GIVEN EXERCISE> Where a line contains the word "Control", copy that line in full.

DATASET CONTENT>
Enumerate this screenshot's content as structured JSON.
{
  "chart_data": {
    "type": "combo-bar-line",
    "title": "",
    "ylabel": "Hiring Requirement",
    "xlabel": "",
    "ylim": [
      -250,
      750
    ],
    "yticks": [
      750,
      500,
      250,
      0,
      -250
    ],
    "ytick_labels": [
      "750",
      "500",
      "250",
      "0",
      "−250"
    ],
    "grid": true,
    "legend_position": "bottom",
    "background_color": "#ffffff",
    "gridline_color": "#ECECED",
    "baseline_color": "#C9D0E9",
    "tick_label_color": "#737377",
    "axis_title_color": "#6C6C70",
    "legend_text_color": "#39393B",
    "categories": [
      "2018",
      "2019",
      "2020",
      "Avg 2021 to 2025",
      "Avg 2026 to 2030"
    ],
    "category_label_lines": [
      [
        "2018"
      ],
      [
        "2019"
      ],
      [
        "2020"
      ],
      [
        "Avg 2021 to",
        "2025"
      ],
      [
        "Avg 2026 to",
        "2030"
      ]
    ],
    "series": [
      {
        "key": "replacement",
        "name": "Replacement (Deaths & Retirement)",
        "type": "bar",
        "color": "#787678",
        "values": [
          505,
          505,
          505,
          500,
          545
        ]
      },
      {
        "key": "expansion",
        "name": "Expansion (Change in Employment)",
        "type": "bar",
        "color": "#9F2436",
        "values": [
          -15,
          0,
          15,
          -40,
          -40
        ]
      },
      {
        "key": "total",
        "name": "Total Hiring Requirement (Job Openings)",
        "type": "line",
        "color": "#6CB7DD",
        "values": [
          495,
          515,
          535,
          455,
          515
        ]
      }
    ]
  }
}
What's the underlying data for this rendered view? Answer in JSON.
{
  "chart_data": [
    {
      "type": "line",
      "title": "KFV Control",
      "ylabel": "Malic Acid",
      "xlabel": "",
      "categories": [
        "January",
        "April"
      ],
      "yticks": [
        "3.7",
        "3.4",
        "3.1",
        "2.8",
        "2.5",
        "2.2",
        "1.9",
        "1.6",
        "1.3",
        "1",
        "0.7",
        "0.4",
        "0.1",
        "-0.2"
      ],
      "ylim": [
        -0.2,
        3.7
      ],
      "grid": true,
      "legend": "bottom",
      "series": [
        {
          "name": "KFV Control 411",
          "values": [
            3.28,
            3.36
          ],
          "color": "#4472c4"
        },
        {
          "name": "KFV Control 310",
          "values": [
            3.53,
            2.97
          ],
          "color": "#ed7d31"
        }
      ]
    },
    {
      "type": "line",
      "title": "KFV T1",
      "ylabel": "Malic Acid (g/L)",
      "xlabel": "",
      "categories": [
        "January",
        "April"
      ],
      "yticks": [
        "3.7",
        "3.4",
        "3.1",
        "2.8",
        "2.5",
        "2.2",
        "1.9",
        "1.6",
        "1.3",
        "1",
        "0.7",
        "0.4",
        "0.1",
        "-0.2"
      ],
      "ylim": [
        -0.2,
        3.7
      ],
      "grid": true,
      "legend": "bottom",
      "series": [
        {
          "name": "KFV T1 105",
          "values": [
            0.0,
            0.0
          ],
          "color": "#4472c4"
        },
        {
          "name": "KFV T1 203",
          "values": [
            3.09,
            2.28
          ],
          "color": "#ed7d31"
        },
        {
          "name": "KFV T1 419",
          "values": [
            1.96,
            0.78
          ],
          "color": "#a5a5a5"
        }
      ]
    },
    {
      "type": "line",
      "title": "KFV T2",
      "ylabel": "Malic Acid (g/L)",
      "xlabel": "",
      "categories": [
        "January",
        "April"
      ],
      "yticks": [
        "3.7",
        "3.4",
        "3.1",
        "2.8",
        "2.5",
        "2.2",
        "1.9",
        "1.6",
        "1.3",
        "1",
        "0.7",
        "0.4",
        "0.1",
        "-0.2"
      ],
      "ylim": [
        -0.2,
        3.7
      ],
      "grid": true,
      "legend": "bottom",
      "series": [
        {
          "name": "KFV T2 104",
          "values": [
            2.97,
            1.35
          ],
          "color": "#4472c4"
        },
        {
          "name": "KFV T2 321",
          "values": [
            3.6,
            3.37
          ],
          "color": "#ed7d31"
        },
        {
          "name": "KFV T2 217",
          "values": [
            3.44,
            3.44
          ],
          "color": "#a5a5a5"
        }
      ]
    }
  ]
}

* * *

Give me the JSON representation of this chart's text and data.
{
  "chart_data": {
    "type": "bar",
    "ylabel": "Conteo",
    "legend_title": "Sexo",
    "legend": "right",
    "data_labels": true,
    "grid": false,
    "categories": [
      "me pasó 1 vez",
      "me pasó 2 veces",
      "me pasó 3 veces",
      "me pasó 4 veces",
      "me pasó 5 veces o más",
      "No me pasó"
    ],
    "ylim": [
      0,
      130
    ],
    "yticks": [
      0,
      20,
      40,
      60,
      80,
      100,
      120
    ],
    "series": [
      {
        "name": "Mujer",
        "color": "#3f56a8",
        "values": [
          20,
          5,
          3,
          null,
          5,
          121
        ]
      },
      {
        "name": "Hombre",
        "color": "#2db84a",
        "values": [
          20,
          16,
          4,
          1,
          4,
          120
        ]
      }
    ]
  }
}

--

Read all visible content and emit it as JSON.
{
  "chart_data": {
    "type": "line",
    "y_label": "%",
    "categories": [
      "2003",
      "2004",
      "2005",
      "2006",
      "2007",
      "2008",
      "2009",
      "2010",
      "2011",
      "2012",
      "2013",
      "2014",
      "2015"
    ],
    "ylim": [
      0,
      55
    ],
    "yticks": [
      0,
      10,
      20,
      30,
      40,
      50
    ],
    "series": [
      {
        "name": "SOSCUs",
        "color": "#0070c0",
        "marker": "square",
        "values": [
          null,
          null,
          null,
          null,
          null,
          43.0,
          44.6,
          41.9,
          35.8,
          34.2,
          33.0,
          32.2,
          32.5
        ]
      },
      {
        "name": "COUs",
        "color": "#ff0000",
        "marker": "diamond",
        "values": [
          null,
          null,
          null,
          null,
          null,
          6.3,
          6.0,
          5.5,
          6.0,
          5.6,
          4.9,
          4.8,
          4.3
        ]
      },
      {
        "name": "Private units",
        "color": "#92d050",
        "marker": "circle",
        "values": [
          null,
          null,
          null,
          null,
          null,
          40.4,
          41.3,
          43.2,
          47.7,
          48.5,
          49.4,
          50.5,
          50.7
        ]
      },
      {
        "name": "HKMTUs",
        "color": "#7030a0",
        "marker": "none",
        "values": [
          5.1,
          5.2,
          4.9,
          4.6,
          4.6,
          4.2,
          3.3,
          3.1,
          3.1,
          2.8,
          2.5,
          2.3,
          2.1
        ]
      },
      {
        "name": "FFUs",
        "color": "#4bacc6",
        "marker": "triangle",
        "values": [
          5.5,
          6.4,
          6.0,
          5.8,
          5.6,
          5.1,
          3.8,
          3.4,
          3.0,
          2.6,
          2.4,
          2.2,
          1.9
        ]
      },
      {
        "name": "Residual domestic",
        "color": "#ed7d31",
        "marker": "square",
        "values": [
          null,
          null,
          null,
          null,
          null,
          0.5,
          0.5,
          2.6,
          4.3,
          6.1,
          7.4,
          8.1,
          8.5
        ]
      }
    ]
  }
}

FINISHED EXERCISE>
      "title": "KFV Control",
          "name": "KFV Control 411",
          "name": "KFV Control 310",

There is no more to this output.